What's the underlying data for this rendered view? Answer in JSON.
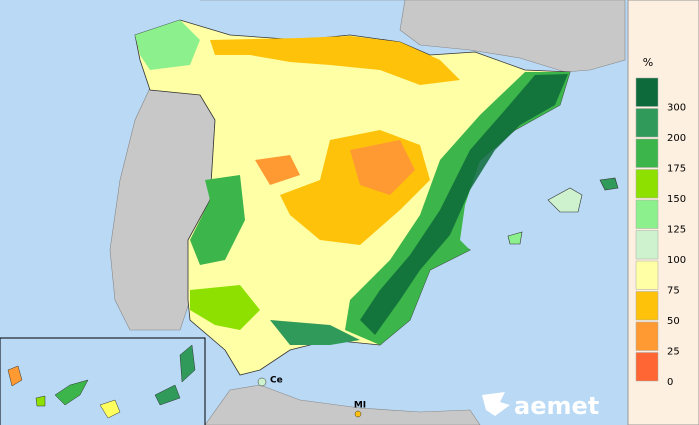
{
  "legend": {
    "title": "%",
    "items": [
      {
        "label": "300",
        "color": "#0d6a3a"
      },
      {
        "label": "200",
        "color": "#2f9a5a"
      },
      {
        "label": "175",
        "color": "#3cb54a"
      },
      {
        "label": "150",
        "color": "#8ee000"
      },
      {
        "label": "125",
        "color": "#8cf08c"
      },
      {
        "label": "100",
        "color": "#cdf2cd"
      },
      {
        "label": "75",
        "color": "#ffffa6"
      },
      {
        "label": "50",
        "color": "#ffc20a"
      },
      {
        "label": "25",
        "color": "#ff9a33"
      },
      {
        "label": "0",
        "color": "#ff6633"
      }
    ]
  },
  "places": {
    "ceuta": "Ce",
    "melilla": "MI"
  },
  "logo": "aemet"
}
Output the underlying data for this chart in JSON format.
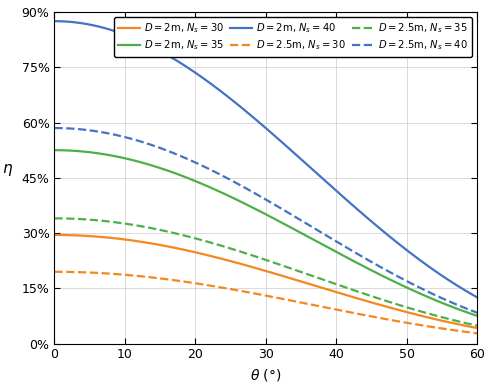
{
  "title": "",
  "xlabel": "$\\theta$ (\\degree)$",
  "ylabel": "$\\eta$",
  "xlim": [
    0,
    60
  ],
  "ylim": [
    0.0,
    0.9
  ],
  "yticks": [
    0.0,
    0.15,
    0.3,
    0.45,
    0.6,
    0.75,
    0.9
  ],
  "ytick_labels": [
    "0%",
    "15%",
    "30%",
    "45%",
    "60%",
    "75%",
    "90%"
  ],
  "xticks": [
    0,
    10,
    20,
    30,
    40,
    50,
    60
  ],
  "series": [
    {
      "D": 2.0,
      "Ns": 30,
      "linestyle": "solid",
      "color": "#F5871F",
      "eta0": 0.295,
      "alpha": 2.8
    },
    {
      "D": 2.0,
      "Ns": 35,
      "linestyle": "solid",
      "color": "#4DAF4A",
      "eta0": 0.525,
      "alpha": 2.8
    },
    {
      "D": 2.0,
      "Ns": 40,
      "linestyle": "solid",
      "color": "#4472C4",
      "eta0": 0.875,
      "alpha": 2.8
    },
    {
      "D": 2.5,
      "Ns": 30,
      "linestyle": "dashed",
      "color": "#F5871F",
      "eta0": 0.195,
      "alpha": 2.8
    },
    {
      "D": 2.5,
      "Ns": 35,
      "linestyle": "dashed",
      "color": "#4DAF4A",
      "eta0": 0.34,
      "alpha": 2.8
    },
    {
      "D": 2.5,
      "Ns": 40,
      "linestyle": "dashed",
      "color": "#4472C4",
      "eta0": 0.585,
      "alpha": 2.8
    }
  ],
  "legend_labels": [
    "$D = 2$m, $N_s = 30$",
    "$D = 2$m, $N_s = 35$",
    "$D = 2$m, $N_s = 40$",
    "$D = 2.5$m, $N_s = 30$",
    "$D = 2.5$m, $N_s = 35$",
    "$D = 2.5$m, $N_s = 40$"
  ],
  "figsize": [
    4.92,
    3.9
  ],
  "dpi": 100,
  "linewidth": 1.6
}
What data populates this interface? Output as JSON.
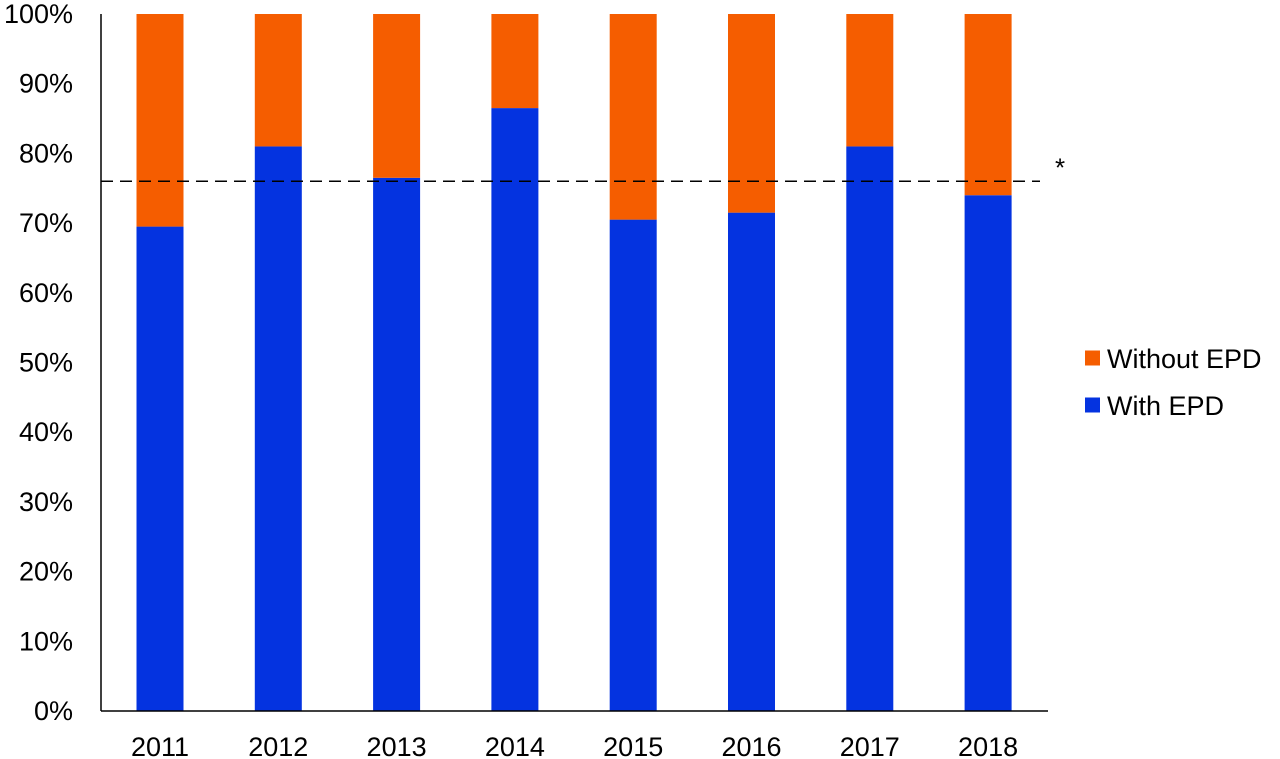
{
  "chart_data": {
    "type": "bar",
    "stacked": true,
    "categories": [
      "2011",
      "2012",
      "2013",
      "2014",
      "2015",
      "2016",
      "2017",
      "2018"
    ],
    "series": [
      {
        "name": "With EPD",
        "values": [
          69.5,
          81,
          76.5,
          86.5,
          70.5,
          71.5,
          81,
          74
        ],
        "color": "#0433e0"
      },
      {
        "name": "Without EPD",
        "values": [
          30.5,
          19,
          23.5,
          13.5,
          29.5,
          28.5,
          19,
          26
        ],
        "color": "#f55d00"
      }
    ],
    "ylim": [
      0,
      100
    ],
    "y_ticks": [
      "0%",
      "10%",
      "20%",
      "30%",
      "40%",
      "50%",
      "60%",
      "70%",
      "80%",
      "90%",
      "100%"
    ],
    "reference_line": {
      "value": 76,
      "style": "dashed",
      "color": "#000000",
      "annotation": "*"
    },
    "legend": {
      "position": "right",
      "order": [
        "Without EPD",
        "With EPD"
      ]
    },
    "title": "",
    "xlabel": "",
    "ylabel": "",
    "grid": false
  }
}
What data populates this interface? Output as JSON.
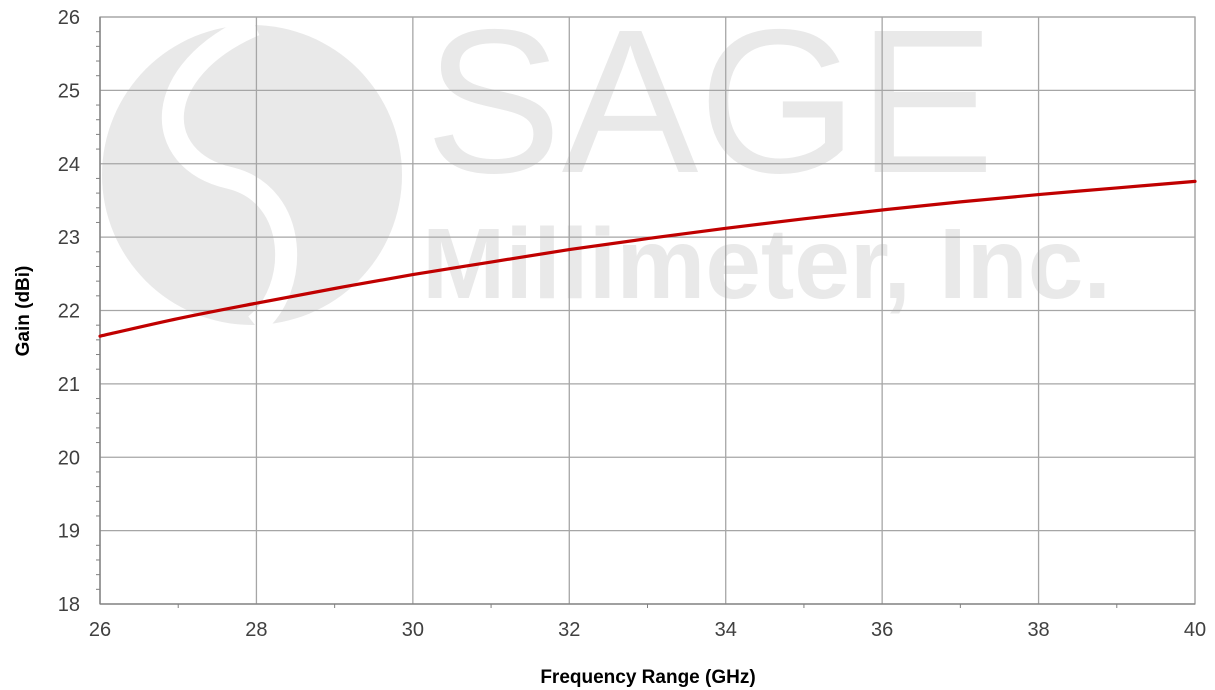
{
  "chart_data": {
    "type": "line",
    "title": "",
    "xlabel": "Frequency Range (GHz)",
    "ylabel": "Gain (dBi)",
    "xlim": [
      26,
      40
    ],
    "ylim": [
      18,
      26
    ],
    "x_ticks": [
      26,
      28,
      30,
      32,
      34,
      36,
      38,
      40
    ],
    "y_ticks": [
      18,
      19,
      20,
      21,
      22,
      23,
      24,
      25,
      26
    ],
    "grid": true,
    "legend": "none",
    "series": [
      {
        "color": "#c00000",
        "x": [
          26,
          27,
          28,
          29,
          30,
          31,
          32,
          33,
          34,
          35,
          36,
          37,
          38,
          39,
          40
        ],
        "y": [
          21.65,
          21.89,
          22.1,
          22.3,
          22.49,
          22.66,
          22.83,
          22.98,
          23.12,
          23.25,
          23.37,
          23.48,
          23.58,
          23.67,
          23.76
        ]
      }
    ]
  },
  "watermark": {
    "line1": "SAGE",
    "line2": "Millimeter, Inc."
  },
  "colors": {
    "grid": "#a6a6a6",
    "axis": "#808080",
    "watermark": "#e9e9e9"
  }
}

+-------+

Given problem
All lines in the data that contain the word "underlying" should be copied.

Response for this exercise
What's the underlying data for this rendered view? Answer in JSON.
Output the underlying data for this chart in JSON format.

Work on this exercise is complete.